▶ _TASK_
Each line below should be reproduced without any alteration.

▶ _ROWS_
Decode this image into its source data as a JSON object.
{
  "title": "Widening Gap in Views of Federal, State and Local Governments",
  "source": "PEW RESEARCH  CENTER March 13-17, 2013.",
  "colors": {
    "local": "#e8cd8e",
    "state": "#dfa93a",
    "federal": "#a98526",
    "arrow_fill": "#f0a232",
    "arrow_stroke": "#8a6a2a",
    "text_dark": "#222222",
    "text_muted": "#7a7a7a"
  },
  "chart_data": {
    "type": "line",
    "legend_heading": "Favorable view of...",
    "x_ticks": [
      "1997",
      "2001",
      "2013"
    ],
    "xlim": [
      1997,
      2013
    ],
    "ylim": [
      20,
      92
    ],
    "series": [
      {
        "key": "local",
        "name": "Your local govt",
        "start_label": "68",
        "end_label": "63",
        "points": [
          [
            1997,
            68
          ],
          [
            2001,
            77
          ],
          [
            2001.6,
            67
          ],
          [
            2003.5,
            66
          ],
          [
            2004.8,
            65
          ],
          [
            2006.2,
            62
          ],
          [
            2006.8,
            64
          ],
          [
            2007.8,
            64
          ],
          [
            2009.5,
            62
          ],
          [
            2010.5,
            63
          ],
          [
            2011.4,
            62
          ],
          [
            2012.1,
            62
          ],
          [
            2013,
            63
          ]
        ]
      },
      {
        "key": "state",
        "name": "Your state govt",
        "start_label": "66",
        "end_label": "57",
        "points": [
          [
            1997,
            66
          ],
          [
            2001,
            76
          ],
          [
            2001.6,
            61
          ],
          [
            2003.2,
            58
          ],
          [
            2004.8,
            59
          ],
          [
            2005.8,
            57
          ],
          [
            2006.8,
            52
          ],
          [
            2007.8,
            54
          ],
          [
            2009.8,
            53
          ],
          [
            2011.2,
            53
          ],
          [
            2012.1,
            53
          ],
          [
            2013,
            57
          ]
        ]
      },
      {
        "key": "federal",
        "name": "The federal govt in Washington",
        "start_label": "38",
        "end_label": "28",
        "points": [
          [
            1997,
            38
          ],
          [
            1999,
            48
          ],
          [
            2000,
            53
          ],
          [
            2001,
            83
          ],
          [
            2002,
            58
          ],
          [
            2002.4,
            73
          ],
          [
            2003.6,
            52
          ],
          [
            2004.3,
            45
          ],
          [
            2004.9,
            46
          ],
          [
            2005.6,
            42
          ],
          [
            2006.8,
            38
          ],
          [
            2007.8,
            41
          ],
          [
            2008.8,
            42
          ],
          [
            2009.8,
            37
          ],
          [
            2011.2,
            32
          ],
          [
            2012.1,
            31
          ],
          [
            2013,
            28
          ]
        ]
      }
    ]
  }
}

▶ _TASK RESULT_
Decode this image into its source data as a JSON object.
{
  "title": "Widening Gap in Views of Federal, State and Local Governments",
  "source": "PEW RESEARCH  CENTER March 13-17, 2013.",
  "colors": {
    "local": "#e8cd8e",
    "state": "#dfa93a",
    "federal": "#a98526",
    "arrow_fill": "#f0a232",
    "arrow_stroke": "#8a6a2a",
    "text_dark": "#222222",
    "text_muted": "#7a7a7a"
  },
  "chart_data": {
    "type": "line",
    "legend_heading": "Favorable view of...",
    "x_ticks": [
      "1997",
      "2001",
      "2013"
    ],
    "xlim": [
      1997,
      2013
    ],
    "ylim": [
      20,
      92
    ],
    "series": [
      {
        "key": "local",
        "name": "Your local govt",
        "start_label": "68",
        "end_label": "63",
        "points": [
          [
            1997,
            68
          ],
          [
            2001,
            77
          ],
          [
            2001.6,
            67
          ],
          [
            2003.5,
            66
          ],
          [
            2004.8,
            65
          ],
          [
            2006.2,
            62
          ],
          [
            2006.8,
            64
          ],
          [
            2007.8,
            64
          ],
          [
            2009.5,
            62
          ],
          [
            2010.5,
            63
          ],
          [
            2011.4,
            62
          ],
          [
            2012.1,
            62
          ],
          [
            2013,
            63
          ]
        ]
      },
      {
        "key": "state",
        "name": "Your state govt",
        "start_label": "66",
        "end_label": "57",
        "points": [
          [
            1997,
            66
          ],
          [
            2001,
            76
          ],
          [
            2001.6,
            61
          ],
          [
            2003.2,
            58
          ],
          [
            2004.8,
            59
          ],
          [
            2005.8,
            57
          ],
          [
            2006.8,
            52
          ],
          [
            2007.8,
            54
          ],
          [
            2009.8,
            53
          ],
          [
            2011.2,
            53
          ],
          [
            2012.1,
            53
          ],
          [
            2013,
            57
          ]
        ]
      },
      {
        "key": "federal",
        "name": "The federal govt in Washington",
        "start_label": "38",
        "end_label": "28",
        "points": [
          [
            1997,
            38
          ],
          [
            1999,
            48
          ],
          [
            2000,
            53
          ],
          [
            2001,
            83
          ],
          [
            2002,
            58
          ],
          [
            2002.4,
            73
          ],
          [
            2003.6,
            52
          ],
          [
            2004.3,
            45
          ],
          [
            2004.9,
            46
          ],
          [
            2005.6,
            42
          ],
          [
            2006.8,
            38
          ],
          [
            2007.8,
            41
          ],
          [
            2008.8,
            42
          ],
          [
            2009.8,
            37
          ],
          [
            2011.2,
            32
          ],
          [
            2012.1,
            31
          ],
          [
            2013,
            28
          ]
        ]
      }
    ]
  }
}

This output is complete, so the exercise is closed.